Stated problem => Quote all of the data exactly as given. Skip every picture it contains.

— start of Material —

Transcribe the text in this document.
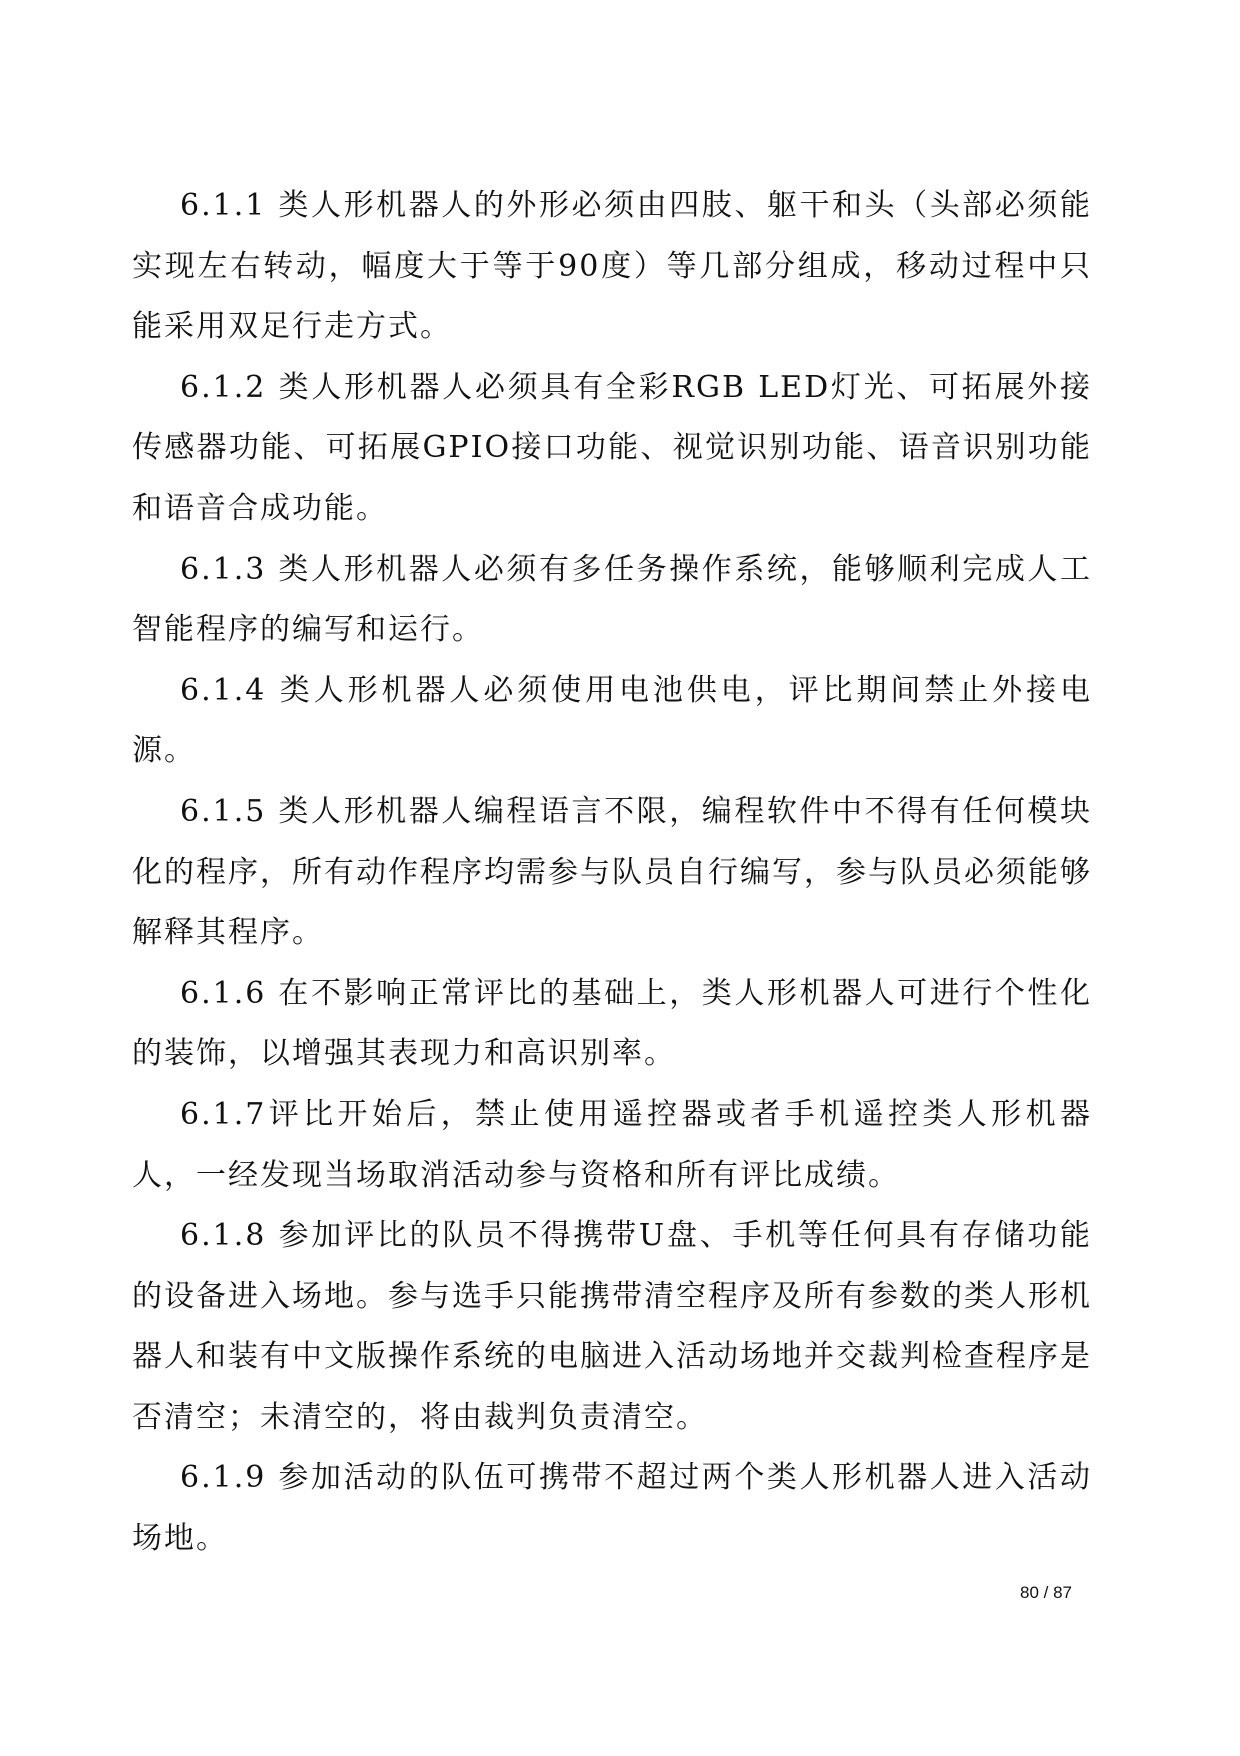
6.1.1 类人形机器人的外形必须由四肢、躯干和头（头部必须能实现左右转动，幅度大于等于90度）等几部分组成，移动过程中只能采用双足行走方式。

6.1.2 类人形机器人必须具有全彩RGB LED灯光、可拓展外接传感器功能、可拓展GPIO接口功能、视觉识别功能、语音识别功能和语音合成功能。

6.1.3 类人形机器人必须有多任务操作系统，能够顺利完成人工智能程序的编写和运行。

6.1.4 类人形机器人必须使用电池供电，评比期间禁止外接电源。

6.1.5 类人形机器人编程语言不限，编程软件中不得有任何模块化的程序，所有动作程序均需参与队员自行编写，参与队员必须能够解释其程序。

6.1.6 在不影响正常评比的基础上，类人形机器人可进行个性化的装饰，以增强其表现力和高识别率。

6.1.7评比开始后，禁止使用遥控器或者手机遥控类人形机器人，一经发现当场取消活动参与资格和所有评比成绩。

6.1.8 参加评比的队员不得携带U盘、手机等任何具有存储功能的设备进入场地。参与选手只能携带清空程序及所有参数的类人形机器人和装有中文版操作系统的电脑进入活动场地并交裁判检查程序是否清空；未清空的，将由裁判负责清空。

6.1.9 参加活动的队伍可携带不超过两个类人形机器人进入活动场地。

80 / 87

— end of Material —

Answer to this exercise =>
Transcribe the text in this document.
6.1.1 类人形机器人的外形必须由四肢、躯干和头（头部必须能实现左右转动，幅度大于等于90度）等几部分组成，移动过程中只能采用双足行走方式。

6.1.2 类人形机器人必须具有全彩RGB LED灯光、可拓展外接传感器功能、可拓展GPIO接口功能、视觉识别功能、语音识别功能和语音合成功能。

6.1.3 类人形机器人必须有多任务操作系统，能够顺利完成人工智能程序的编写和运行。

6.1.4 类人形机器人必须使用电池供电，评比期间禁止外接电源。

6.1.5 类人形机器人编程语言不限，编程软件中不得有任何模块化的程序，所有动作程序均需参与队员自行编写，参与队员必须能够解释其程序。

6.1.6 在不影响正常评比的基础上，类人形机器人可进行个性化的装饰，以增强其表现力和高识别率。

6.1.7评比开始后，禁止使用遥控器或者手机遥控类人形机器人，一经发现当场取消活动参与资格和所有评比成绩。

6.1.8 参加评比的队员不得携带U盘、手机等任何具有存储功能的设备进入场地。参与选手只能携带清空程序及所有参数的类人形机器人和装有中文版操作系统的电脑进入活动场地并交裁判检查程序是否清空；未清空的，将由裁判负责清空。

6.1.9 参加活动的队伍可携带不超过两个类人形机器人进入活动场地。

80 / 87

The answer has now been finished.